◆ **Short exercise**: Output only the count of lines that contain "Management".

⟨

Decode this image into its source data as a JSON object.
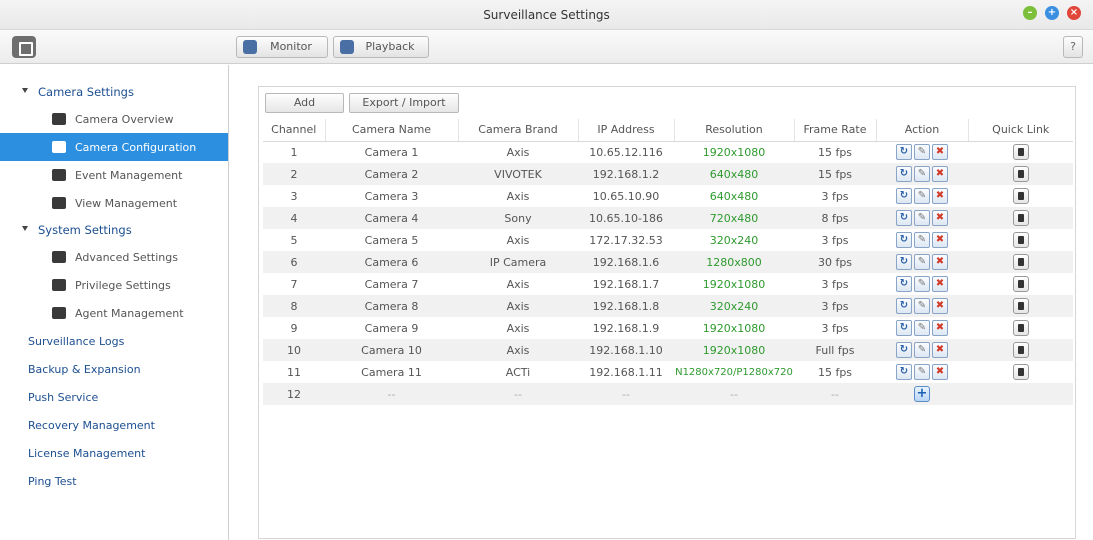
{
  "window": {
    "title": "Surveillance Settings"
  },
  "toolbar": {
    "monitor_label": "Monitor",
    "playback_label": "Playback",
    "help_label": "?"
  },
  "sidebar": {
    "camera_settings": "Camera Settings",
    "camera_items": [
      "Camera Overview",
      "Camera Configuration",
      "Event Management",
      "View Management"
    ],
    "system_settings": "System Settings",
    "system_items": [
      "Advanced Settings",
      "Privilege Settings",
      "Agent Management"
    ],
    "top_items": [
      "Surveillance Logs",
      "Backup & Expansion",
      "Push Service",
      "Recovery Management",
      "License Management",
      "Ping Test"
    ]
  },
  "main": {
    "add_label": "Add",
    "export_label": "Export / Import",
    "headers": [
      "Channel",
      "Camera Name",
      "Camera Brand",
      "IP Address",
      "Resolution",
      "Frame Rate",
      "Action",
      "Quick Link"
    ],
    "rows": [
      {
        "channel": "1",
        "name": "Camera 1",
        "brand": "Axis",
        "ip": "10.65.12.116",
        "resolution": "1920x1080",
        "fps": "15 fps"
      },
      {
        "channel": "2",
        "name": "Camera 2",
        "brand": "VIVOTEK",
        "ip": "192.168.1.2",
        "resolution": "640x480",
        "fps": "15 fps"
      },
      {
        "channel": "3",
        "name": "Camera 3",
        "brand": "Axis",
        "ip": "10.65.10.90",
        "resolution": "640x480",
        "fps": "3 fps"
      },
      {
        "channel": "4",
        "name": "Camera 4",
        "brand": "Sony",
        "ip": "10.65.10-186",
        "resolution": "720x480",
        "fps": "8 fps"
      },
      {
        "channel": "5",
        "name": "Camera 5",
        "brand": "Axis",
        "ip": "172.17.32.53",
        "resolution": "320x240",
        "fps": "3 fps"
      },
      {
        "channel": "6",
        "name": "Camera 6",
        "brand": "IP Camera",
        "ip": "192.168.1.6",
        "resolution": "1280x800",
        "fps": "30 fps"
      },
      {
        "channel": "7",
        "name": "Camera 7",
        "brand": "Axis",
        "ip": "192.168.1.7",
        "resolution": "1920x1080",
        "fps": "3 fps"
      },
      {
        "channel": "8",
        "name": "Camera 8",
        "brand": "Axis",
        "ip": "192.168.1.8",
        "resolution": "320x240",
        "fps": "3 fps"
      },
      {
        "channel": "9",
        "name": "Camera 9",
        "brand": "Axis",
        "ip": "192.168.1.9",
        "resolution": "1920x1080",
        "fps": "3 fps"
      },
      {
        "channel": "10",
        "name": "Camera 10",
        "brand": "Axis",
        "ip": "192.168.1.10",
        "resolution": "1920x1080",
        "fps": "Full fps"
      },
      {
        "channel": "11",
        "name": "Camera 11",
        "brand": "ACTi",
        "ip": "192.168.1.11",
        "resolution": "N1280x720/P1280x720",
        "fps": "15 fps"
      }
    ],
    "empty_row": {
      "channel": "12",
      "placeholder": "--"
    }
  },
  "colors": {
    "accent": "#2d8fe0",
    "resolution_text": "#2e9a2e",
    "delete_icon": "#d23a2a"
  }
}
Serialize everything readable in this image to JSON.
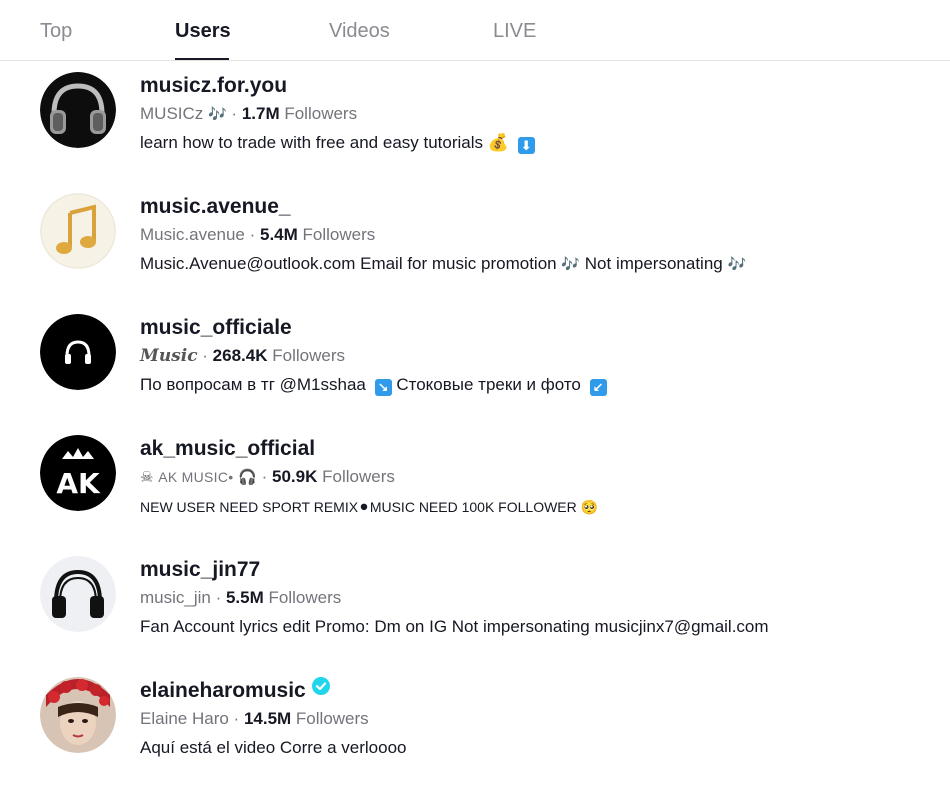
{
  "tabs": [
    {
      "label": "Top"
    },
    {
      "label": "Users"
    },
    {
      "label": "Videos"
    },
    {
      "label": "LIVE"
    }
  ],
  "active_tab": "Users",
  "followers_word": "Followers",
  "users": [
    {
      "username": "musicz.for.you",
      "nickname": "MUSICz",
      "nickname_emoji": "🎶",
      "followers": "1.7M",
      "bio": "learn how to trade with free and easy tutorials",
      "bio_emoji": "💰",
      "bio_arrow": "⬇"
    },
    {
      "username": "music.avenue_",
      "nickname": "Music.avenue",
      "followers": "5.4M",
      "bio": "Music.Avenue@outlook.com Email for music promotion",
      "bio_emoji_1": "🎶",
      "bio_tail": "Not impersonating",
      "bio_emoji_2": "🎶"
    },
    {
      "username": "music_officiale",
      "nickname": "Music",
      "followers": "268.4K",
      "bio_part1": "По вопросам в тг @M1sshaa",
      "bio_arrow_1": "↘",
      "bio_part2": "Стоковые треки и фото",
      "bio_arrow_2": "↙"
    },
    {
      "username": "ak_music_official",
      "nickname_prefix": "☠",
      "nickname": "AK MUSIC•",
      "nickname_emoji": "🎧",
      "followers": "50.9K",
      "bio_part1": "NEW USER NEED SPORT REMIX",
      "bio_dot": "⚫",
      "bio_part2": "MUSIC NEED 100K FOLLOWER",
      "bio_emoji": "🥺",
      "avatar_text": "AK"
    },
    {
      "username": "music_jin77",
      "nickname": "music_jin",
      "followers": "5.5M",
      "bio": "Fan Account lyrics edit Promo: Dm on IG Not impersonating musicjinx7@gmail.com"
    },
    {
      "username": "elaineharomusic",
      "verified": true,
      "nickname": "Elaine Haro",
      "followers": "14.5M",
      "bio": "Aquí está el video Corre a verloooo"
    }
  ],
  "colors": {
    "text": "#161823",
    "secondary": "#73747b",
    "tab_inactive": "#8a8b91",
    "verified": "#20d5ec",
    "arrow_box": "#2f9bea"
  }
}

⟩

◆ **Solution to this problem**: 5